* **What needs to be done**
Go through the entries below and copy each line containing the word "description".

* **Collected data entries**

──────────────────────────────

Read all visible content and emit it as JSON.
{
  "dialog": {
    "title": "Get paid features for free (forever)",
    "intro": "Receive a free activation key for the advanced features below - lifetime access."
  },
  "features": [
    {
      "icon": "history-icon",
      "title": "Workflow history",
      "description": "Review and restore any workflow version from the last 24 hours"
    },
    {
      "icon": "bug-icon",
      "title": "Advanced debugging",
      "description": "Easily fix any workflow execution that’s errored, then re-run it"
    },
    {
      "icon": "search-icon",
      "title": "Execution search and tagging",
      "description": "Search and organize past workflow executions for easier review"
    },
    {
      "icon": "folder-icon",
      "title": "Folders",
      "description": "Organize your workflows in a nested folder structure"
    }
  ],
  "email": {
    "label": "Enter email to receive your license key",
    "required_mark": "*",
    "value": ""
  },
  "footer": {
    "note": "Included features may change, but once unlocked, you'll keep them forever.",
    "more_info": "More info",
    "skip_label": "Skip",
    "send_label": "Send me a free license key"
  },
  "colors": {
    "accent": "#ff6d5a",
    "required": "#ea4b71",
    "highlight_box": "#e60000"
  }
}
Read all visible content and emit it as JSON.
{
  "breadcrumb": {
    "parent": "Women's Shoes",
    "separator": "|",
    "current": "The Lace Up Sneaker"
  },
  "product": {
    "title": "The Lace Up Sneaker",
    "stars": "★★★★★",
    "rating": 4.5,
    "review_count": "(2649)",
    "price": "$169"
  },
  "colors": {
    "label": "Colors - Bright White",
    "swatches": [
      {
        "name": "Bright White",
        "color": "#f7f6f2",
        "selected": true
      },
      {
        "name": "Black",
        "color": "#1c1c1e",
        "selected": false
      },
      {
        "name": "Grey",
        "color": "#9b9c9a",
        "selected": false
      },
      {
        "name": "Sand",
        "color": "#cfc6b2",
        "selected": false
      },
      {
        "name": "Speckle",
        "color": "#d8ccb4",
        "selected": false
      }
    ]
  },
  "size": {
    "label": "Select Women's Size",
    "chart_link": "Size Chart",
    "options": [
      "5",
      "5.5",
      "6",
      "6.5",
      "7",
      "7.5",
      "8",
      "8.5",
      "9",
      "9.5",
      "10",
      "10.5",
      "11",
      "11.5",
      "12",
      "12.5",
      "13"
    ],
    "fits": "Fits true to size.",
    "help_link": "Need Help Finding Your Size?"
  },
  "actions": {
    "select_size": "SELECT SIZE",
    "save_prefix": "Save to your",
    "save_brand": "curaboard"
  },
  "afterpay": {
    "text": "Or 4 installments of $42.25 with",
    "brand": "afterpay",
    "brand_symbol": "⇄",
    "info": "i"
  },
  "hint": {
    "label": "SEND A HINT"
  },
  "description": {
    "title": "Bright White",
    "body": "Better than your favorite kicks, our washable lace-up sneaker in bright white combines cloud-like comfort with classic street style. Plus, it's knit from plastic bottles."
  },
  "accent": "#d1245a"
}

──────────────────────────────

* **Response to the exercise**
      "description": "Review and restore any workflow version from the last 24 hours"
      "description": "Easily fix any workflow execution that’s errored, then re-run it"
      "description": "Search and organize past workflow executions for easier review"
      "description": "Organize your workflows in a nested folder structure"
  "description": {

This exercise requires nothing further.